PROBLEM:
Below are some records; retype all of them exactly.

Collected data:
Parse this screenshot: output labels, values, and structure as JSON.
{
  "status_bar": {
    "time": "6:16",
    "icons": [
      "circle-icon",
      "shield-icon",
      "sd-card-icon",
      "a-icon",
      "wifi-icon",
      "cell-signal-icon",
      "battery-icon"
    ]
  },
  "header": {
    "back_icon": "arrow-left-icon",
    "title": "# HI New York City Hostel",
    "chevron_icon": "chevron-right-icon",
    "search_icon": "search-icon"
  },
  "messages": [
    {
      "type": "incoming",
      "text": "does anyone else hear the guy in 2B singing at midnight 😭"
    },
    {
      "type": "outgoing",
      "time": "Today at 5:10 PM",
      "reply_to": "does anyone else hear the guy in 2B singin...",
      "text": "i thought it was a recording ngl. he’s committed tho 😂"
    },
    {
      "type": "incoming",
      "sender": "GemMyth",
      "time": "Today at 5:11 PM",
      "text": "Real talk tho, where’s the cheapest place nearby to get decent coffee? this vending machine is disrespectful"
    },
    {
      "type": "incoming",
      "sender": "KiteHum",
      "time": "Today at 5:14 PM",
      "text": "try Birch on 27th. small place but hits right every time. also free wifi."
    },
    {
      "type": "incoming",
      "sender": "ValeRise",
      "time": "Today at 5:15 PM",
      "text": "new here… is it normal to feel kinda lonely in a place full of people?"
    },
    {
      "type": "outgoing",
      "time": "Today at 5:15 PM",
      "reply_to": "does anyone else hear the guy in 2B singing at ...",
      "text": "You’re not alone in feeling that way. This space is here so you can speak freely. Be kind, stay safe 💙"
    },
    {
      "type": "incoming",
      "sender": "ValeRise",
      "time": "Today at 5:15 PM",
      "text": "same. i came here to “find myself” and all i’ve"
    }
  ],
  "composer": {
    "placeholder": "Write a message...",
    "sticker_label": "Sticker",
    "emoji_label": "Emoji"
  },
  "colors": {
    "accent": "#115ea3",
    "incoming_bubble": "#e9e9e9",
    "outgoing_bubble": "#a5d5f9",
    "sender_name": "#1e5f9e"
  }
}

THE RESULT:
Parse this screenshot: output labels, values, and structure as JSON.
{
  "status_bar": {
    "time": "6:16",
    "icons": [
      "circle-icon",
      "shield-icon",
      "sd-card-icon",
      "a-icon",
      "wifi-icon",
      "cell-signal-icon",
      "battery-icon"
    ]
  },
  "header": {
    "back_icon": "arrow-left-icon",
    "title": "# HI New York City Hostel",
    "chevron_icon": "chevron-right-icon",
    "search_icon": "search-icon"
  },
  "messages": [
    {
      "type": "incoming",
      "text": "does anyone else hear the guy in 2B singing at midnight 😭"
    },
    {
      "type": "outgoing",
      "time": "Today at 5:10 PM",
      "reply_to": "does anyone else hear the guy in 2B singin...",
      "text": "i thought it was a recording ngl. he’s committed tho 😂"
    },
    {
      "type": "incoming",
      "sender": "GemMyth",
      "time": "Today at 5:11 PM",
      "text": "Real talk tho, where’s the cheapest place nearby to get decent coffee? this vending machine is disrespectful"
    },
    {
      "type": "incoming",
      "sender": "KiteHum",
      "time": "Today at 5:14 PM",
      "text": "try Birch on 27th. small place but hits right every time. also free wifi."
    },
    {
      "type": "incoming",
      "sender": "ValeRise",
      "time": "Today at 5:15 PM",
      "text": "new here… is it normal to feel kinda lonely in a place full of people?"
    },
    {
      "type": "outgoing",
      "time": "Today at 5:15 PM",
      "reply_to": "does anyone else hear the guy in 2B singing at ...",
      "text": "You’re not alone in feeling that way. This space is here so you can speak freely. Be kind, stay safe 💙"
    },
    {
      "type": "incoming",
      "sender": "ValeRise",
      "time": "Today at 5:15 PM",
      "text": "same. i came here to “find myself” and all i’ve"
    }
  ],
  "composer": {
    "placeholder": "Write a message...",
    "sticker_label": "Sticker",
    "emoji_label": "Emoji"
  },
  "colors": {
    "accent": "#115ea3",
    "incoming_bubble": "#e9e9e9",
    "outgoing_bubble": "#a5d5f9",
    "sender_name": "#1e5f9e"
  }
}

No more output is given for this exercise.